-- Task objective --
Copy out every line of the records where the string "pulse" occurs.

-- Input data --
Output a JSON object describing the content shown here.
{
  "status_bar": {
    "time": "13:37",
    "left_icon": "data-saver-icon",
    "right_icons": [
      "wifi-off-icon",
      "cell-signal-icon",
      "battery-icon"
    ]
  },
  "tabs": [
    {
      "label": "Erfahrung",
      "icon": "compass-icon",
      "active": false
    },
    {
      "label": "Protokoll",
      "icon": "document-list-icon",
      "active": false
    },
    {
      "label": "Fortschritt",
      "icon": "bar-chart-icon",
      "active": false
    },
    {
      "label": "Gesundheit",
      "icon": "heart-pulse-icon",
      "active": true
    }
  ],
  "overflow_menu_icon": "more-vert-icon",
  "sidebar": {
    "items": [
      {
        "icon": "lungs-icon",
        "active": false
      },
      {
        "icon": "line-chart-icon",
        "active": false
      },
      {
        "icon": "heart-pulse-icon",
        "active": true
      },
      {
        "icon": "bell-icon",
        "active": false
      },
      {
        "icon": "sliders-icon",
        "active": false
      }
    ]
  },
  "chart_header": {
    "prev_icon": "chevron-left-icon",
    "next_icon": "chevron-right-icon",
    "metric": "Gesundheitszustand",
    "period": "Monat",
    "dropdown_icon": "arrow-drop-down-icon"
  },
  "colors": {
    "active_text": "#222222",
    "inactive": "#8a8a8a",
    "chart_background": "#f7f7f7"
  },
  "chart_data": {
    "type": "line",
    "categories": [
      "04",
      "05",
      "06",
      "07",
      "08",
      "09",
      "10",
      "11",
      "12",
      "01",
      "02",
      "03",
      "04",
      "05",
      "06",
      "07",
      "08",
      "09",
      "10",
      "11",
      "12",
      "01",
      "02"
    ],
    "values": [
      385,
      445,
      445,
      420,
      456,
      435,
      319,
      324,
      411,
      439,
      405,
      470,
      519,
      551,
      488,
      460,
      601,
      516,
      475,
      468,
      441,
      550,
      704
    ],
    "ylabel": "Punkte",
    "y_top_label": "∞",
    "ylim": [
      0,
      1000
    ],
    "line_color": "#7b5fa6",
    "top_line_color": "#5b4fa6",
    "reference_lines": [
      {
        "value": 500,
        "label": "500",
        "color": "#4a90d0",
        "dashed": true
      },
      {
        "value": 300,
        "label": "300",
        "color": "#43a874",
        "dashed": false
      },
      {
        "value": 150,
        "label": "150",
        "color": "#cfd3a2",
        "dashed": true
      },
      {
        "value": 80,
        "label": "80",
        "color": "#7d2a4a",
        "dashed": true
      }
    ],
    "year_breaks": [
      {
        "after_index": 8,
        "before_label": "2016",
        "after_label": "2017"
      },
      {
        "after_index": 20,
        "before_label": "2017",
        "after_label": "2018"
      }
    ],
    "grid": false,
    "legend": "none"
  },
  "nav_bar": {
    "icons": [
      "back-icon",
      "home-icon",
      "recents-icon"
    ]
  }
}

-- Task answer --
      "icon": "heart-pulse-icon",
        "icon": "heart-pulse-icon",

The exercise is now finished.